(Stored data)
◆ ◆ ◆
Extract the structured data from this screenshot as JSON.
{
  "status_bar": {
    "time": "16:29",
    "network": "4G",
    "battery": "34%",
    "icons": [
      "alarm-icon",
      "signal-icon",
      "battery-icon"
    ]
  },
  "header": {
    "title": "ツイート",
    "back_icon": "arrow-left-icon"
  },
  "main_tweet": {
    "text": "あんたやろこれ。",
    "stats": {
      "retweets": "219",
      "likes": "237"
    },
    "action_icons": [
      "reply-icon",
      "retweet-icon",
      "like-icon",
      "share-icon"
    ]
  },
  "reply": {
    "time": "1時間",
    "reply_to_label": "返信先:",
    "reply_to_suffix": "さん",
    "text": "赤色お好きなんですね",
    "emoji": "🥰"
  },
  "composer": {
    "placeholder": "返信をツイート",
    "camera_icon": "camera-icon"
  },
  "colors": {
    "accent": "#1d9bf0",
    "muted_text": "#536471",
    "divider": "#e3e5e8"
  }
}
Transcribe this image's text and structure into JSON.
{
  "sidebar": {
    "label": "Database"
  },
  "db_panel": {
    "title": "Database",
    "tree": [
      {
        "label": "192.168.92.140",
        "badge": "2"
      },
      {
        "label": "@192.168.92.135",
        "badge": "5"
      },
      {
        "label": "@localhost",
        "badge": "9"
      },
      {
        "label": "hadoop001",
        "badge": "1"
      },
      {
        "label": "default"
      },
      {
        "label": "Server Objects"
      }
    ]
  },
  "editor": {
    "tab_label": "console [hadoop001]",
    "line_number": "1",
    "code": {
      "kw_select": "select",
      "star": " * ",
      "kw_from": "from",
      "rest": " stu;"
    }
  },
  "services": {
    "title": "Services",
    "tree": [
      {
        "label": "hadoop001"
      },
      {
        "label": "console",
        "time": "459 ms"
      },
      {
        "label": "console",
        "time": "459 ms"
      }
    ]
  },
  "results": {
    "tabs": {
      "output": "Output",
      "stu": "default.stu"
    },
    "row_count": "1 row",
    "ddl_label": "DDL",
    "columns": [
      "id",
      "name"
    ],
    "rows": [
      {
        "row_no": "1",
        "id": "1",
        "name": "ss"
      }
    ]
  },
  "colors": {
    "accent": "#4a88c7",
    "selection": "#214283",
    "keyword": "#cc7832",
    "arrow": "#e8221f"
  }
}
◆ ◆ ◆
To be done:
State the number of lines in this listing that contain the string "arrow", and add nothing else.

Solution below:
2